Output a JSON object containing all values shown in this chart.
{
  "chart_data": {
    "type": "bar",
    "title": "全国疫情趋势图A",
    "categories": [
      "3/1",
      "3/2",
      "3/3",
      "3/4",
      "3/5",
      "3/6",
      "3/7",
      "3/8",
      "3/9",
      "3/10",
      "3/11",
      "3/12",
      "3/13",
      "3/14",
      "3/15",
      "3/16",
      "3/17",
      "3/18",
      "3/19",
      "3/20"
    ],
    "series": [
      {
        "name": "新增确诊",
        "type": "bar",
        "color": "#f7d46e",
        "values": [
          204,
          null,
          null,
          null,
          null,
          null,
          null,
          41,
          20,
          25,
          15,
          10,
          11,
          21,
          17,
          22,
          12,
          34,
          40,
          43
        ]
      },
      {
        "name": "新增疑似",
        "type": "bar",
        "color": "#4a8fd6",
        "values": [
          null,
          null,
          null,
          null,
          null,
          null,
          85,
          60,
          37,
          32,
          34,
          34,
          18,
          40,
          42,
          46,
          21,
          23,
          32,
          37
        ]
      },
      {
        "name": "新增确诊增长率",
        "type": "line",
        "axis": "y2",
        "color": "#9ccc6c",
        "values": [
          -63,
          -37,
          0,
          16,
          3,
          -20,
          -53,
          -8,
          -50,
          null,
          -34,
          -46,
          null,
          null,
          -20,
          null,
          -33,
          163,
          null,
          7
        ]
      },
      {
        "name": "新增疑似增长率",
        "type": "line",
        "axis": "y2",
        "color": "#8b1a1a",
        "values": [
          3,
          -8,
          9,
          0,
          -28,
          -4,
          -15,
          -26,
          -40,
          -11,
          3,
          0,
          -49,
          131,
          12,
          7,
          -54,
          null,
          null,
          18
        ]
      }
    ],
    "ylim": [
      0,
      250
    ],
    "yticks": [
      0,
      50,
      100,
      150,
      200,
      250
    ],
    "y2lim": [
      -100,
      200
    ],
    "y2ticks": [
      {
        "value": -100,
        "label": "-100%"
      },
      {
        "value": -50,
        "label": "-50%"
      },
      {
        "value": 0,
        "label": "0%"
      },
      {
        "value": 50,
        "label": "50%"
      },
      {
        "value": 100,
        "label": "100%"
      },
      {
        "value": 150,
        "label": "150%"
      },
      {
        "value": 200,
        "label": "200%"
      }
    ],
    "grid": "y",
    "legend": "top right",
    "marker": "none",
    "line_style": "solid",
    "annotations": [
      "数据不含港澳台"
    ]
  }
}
========================================================================
**SET PROBLEM**
Copy each line that holds the word "color".

**COMPLETE ANSWER**
        "color": "#f7d46e",
        "color": "#4a8fd6",
        "color": "#9ccc6c",
        "color": "#8b1a1a",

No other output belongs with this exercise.